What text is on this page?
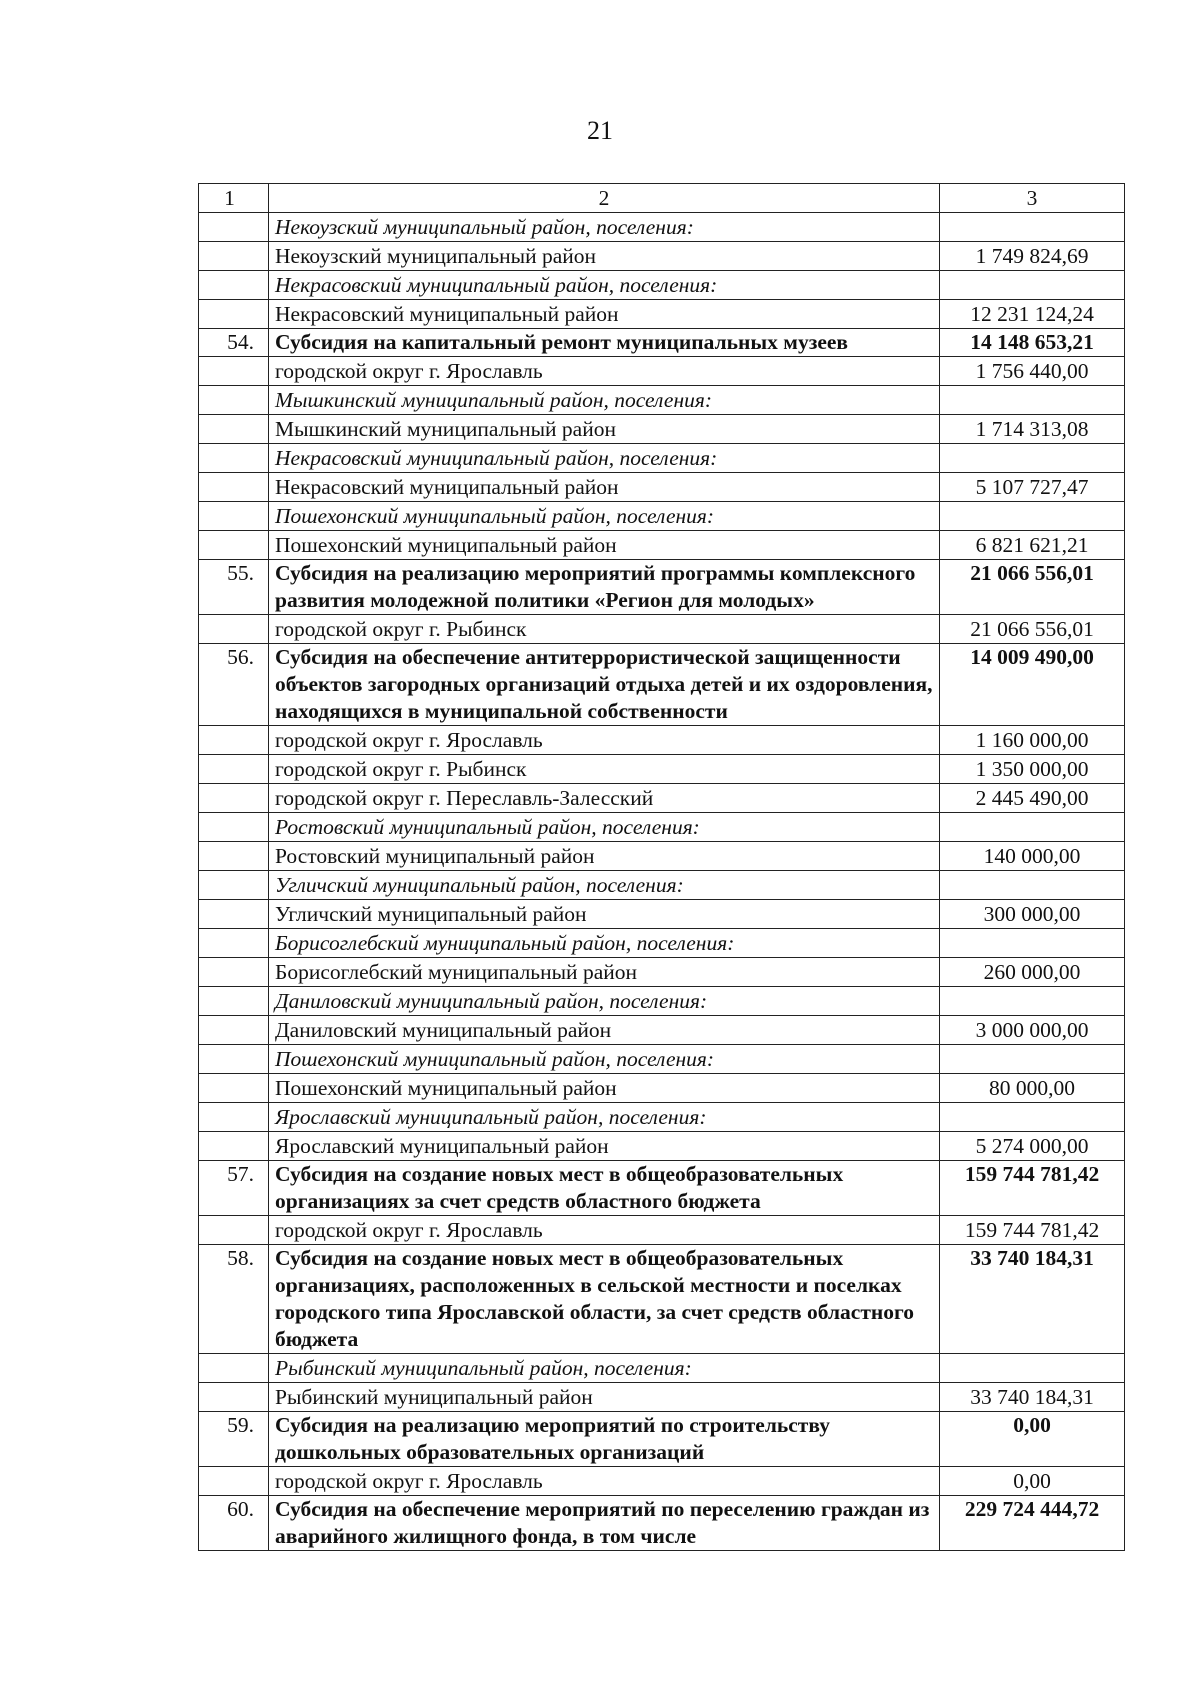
21
1	2	3
	Некоузский муниципальный район, поселения:	
	Некоузский муниципальный район	1 749 824,69
	Некрасовский муниципальный район, поселения:	
	Некрасовский муниципальный район	12 231 124,24
54.	Субсидия на капитальный ремонт муниципальных музеев	14 148 653,21
	городской округ г. Ярославль	1 756 440,00
	Мышкинский муниципальный район, поселения:	
	Мышкинский муниципальный район	1 714 313,08
	Некрасовский муниципальный район, поселения:	
	Некрасовский муниципальный район	5 107 727,47
	Пошехонский муниципальный район, поселения:	
	Пошехонский муниципальный район	6 821 621,21
55.	Субсидия на реализацию мероприятий программы комплексного развития молодежной политики «Регион для молодых»	21 066 556,01
	городской округ г. Рыбинск	21 066 556,01
56.	Субсидия на обеспечение антитеррористической защищенности объектов загородных организаций отдыха детей и их оздоровления, находящихся в муниципальной собственности	14 009 490,00
	городской округ г. Ярославль	1 160 000,00
	городской округ г. Рыбинск	1 350 000,00
	городской округ г. Переславль-Залесский	2 445 490,00
	Ростовский муниципальный район, поселения:	
	Ростовский муниципальный район	140 000,00
	Угличский муниципальный район, поселения:	
	Угличский муниципальный район	300 000,00
	Борисоглебский муниципальный район, поселения:	
	Борисоглебский муниципальный район	260 000,00
	Даниловский муниципальный район, поселения:	
	Даниловский муниципальный район	3 000 000,00
	Пошехонский муниципальный район, поселения:	
	Пошехонский муниципальный район	80 000,00
	Ярославский муниципальный район, поселения:	
	Ярославский муниципальный район	5 274 000,00
57.	Субсидия на создание новых мест в общеобразовательных организациях за счет средств областного бюджета	159 744 781,42
	городской округ г. Ярославль	159 744 781,42
58.	Субсидия на создание новых мест в общеобразовательных организациях, расположенных в сельской местности и поселках городского типа Ярославской области, за счет средств областного бюджета	33 740 184,31
	Рыбинский муниципальный район, поселения:	
	Рыбинский муниципальный район	33 740 184,31
59.	Субсидия на реализацию мероприятий по строительству дошкольных образовательных организаций	0,00
	городской округ г. Ярославль	0,00
60.	Субсидия на обеспечение мероприятий по переселению граждан из аварийного жилищного фонда, в том числе	229 724 444,72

- [EXERCISE GOAL] Where a line above includes "Некоузский", copy that line.

- [ANSWER FOR THIS EXERCISE]
	Некоузский муниципальный район, поселения:	
	Некоузский муниципальный район	1 749 824,69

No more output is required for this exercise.